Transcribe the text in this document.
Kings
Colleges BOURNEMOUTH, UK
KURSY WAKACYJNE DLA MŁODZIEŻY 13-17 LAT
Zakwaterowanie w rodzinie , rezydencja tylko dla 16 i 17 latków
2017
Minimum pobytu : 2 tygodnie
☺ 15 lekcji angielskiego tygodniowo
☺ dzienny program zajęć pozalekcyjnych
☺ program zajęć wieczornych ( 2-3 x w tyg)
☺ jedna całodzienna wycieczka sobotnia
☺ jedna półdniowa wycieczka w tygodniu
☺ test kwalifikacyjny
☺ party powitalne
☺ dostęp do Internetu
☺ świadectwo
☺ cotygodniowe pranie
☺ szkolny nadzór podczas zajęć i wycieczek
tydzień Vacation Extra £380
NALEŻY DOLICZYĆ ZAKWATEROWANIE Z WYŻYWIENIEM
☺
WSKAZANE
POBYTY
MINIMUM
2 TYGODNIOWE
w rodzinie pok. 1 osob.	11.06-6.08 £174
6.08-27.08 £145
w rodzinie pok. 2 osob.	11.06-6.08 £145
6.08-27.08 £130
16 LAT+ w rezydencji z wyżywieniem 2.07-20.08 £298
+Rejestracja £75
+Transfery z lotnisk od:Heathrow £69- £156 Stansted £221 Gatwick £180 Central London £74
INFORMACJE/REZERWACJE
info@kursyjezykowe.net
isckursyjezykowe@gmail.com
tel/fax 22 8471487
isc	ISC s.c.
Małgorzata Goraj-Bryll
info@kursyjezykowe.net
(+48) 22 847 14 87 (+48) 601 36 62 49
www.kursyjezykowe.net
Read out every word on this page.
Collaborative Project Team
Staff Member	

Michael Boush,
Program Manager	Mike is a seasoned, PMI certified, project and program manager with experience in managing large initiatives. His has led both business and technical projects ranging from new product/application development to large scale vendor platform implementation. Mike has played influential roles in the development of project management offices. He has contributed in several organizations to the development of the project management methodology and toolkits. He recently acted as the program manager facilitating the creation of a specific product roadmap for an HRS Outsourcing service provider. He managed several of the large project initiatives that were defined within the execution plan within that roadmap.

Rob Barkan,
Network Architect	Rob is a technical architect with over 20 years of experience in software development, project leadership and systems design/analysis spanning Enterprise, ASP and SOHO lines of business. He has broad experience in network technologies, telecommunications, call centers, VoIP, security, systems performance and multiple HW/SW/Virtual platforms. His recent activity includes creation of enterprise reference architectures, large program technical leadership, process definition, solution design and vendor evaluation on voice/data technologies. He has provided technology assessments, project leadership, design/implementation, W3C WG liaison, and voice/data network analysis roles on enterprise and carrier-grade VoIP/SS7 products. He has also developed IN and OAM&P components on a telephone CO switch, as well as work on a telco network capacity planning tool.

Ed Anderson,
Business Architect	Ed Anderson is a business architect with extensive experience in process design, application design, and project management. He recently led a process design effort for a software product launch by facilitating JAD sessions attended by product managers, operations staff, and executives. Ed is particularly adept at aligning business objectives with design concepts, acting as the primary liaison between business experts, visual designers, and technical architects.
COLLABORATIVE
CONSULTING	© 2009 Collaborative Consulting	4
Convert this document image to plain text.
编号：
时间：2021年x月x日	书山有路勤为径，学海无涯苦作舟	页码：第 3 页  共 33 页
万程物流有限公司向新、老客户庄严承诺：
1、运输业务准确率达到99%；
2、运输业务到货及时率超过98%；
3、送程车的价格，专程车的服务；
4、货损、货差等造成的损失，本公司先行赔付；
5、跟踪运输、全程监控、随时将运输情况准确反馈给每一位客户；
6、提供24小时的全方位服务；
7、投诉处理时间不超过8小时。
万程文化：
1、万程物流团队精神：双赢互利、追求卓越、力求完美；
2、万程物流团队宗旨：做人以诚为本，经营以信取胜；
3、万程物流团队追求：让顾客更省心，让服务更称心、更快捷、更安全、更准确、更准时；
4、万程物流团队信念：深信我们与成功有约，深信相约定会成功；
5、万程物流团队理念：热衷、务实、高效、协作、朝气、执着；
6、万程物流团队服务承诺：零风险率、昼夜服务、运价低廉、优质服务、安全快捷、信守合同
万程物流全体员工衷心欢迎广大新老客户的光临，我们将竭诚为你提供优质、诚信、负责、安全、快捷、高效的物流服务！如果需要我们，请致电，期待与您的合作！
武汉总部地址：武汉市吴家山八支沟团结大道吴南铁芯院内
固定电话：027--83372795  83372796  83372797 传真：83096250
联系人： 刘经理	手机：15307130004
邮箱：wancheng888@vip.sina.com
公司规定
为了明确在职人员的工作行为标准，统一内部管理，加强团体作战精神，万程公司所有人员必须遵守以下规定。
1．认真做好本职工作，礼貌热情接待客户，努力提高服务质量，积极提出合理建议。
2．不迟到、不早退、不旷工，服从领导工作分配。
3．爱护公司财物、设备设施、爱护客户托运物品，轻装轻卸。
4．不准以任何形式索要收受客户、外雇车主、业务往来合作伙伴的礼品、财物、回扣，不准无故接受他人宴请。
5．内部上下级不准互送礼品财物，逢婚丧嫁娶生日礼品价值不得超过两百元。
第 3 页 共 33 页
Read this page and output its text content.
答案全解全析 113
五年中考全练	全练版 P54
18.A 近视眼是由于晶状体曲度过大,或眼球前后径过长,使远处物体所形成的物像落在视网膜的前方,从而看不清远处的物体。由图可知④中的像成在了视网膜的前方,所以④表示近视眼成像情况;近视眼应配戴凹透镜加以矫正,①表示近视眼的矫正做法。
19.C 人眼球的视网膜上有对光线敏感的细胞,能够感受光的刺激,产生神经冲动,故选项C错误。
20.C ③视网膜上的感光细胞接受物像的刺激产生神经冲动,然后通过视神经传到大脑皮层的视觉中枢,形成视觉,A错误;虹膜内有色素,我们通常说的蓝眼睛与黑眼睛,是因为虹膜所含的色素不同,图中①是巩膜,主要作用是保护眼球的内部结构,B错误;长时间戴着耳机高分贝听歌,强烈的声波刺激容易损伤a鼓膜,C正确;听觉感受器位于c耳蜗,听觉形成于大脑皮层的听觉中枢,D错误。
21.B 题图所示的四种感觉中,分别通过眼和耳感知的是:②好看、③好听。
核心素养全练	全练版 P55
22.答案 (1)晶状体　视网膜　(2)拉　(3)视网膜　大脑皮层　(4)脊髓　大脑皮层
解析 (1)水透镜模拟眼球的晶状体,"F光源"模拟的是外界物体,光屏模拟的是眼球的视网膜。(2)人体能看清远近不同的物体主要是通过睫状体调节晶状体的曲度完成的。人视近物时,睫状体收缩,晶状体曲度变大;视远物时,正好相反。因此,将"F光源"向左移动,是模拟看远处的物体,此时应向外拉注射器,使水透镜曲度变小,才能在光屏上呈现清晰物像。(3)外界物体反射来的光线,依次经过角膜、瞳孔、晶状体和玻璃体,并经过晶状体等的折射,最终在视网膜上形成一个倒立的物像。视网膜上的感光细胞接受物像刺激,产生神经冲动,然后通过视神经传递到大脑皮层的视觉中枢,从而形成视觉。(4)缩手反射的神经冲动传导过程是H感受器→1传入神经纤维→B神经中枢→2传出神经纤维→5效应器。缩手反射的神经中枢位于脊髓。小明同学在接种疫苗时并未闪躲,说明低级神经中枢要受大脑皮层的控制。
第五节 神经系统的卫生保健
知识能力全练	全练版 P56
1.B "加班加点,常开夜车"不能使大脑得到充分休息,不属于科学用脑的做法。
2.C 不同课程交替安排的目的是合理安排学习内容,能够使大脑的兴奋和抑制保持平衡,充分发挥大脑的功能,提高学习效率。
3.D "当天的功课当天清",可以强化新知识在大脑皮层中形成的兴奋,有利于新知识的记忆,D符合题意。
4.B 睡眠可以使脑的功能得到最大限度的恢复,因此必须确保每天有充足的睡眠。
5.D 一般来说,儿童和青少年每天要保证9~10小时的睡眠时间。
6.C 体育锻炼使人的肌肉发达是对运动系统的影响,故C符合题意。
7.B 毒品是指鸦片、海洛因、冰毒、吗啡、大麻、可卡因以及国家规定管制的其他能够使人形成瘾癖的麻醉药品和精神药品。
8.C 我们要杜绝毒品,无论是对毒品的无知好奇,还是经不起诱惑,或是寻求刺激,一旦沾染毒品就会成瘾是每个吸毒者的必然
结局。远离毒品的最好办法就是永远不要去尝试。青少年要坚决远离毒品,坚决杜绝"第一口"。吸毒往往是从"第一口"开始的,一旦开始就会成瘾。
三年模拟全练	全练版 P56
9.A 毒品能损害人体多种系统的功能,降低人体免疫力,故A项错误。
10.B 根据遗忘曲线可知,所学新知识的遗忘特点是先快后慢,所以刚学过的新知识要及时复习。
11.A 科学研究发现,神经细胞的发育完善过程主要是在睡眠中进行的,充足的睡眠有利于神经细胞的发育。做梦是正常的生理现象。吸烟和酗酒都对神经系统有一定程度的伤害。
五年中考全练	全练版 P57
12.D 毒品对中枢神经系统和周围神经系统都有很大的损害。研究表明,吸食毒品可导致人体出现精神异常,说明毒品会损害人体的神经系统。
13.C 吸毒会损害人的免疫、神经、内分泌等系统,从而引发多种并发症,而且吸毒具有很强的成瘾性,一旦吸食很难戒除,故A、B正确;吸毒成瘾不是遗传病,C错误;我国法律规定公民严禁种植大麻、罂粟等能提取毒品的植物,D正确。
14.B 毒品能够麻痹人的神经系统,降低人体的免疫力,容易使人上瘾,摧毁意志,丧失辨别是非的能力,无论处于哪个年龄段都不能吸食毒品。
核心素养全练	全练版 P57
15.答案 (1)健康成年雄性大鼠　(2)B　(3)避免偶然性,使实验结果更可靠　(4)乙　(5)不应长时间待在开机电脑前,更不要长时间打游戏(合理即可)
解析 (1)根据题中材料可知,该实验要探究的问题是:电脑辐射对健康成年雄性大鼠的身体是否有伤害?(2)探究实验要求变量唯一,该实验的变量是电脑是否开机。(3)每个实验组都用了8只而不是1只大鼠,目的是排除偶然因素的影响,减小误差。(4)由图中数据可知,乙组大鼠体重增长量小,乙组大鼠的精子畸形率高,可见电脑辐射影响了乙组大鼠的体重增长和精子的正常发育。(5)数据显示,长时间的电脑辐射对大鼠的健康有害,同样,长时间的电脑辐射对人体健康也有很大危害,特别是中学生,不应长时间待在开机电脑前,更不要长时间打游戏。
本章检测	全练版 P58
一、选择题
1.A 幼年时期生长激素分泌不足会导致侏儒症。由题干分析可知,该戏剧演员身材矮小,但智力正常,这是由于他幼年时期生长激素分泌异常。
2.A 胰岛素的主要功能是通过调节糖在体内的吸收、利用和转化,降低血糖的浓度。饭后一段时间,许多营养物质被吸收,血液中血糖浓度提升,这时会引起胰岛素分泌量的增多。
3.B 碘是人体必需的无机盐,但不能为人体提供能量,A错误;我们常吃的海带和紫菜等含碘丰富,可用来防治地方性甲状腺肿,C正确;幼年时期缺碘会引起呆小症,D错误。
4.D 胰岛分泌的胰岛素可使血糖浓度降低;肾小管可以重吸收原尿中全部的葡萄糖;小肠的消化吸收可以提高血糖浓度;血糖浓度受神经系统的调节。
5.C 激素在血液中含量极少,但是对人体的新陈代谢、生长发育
++++++++
*GIVEN EXERCISE*
From the entries above, copy every line containing the word "Anderson".

*EXERCISE RESPONSE*
Ed Anderson,
Business Architect	Ed Anderson is a business architect with extensive experience in process design, application design, and project management. He recently led a process design effort for a software product launch by facilitating JAD sessions attended by product managers, operations staff, and executives. Ed is particularly adept at aligning business objectives with design concepts, acting as the primary liaison between business experts, visual designers, and technical architects.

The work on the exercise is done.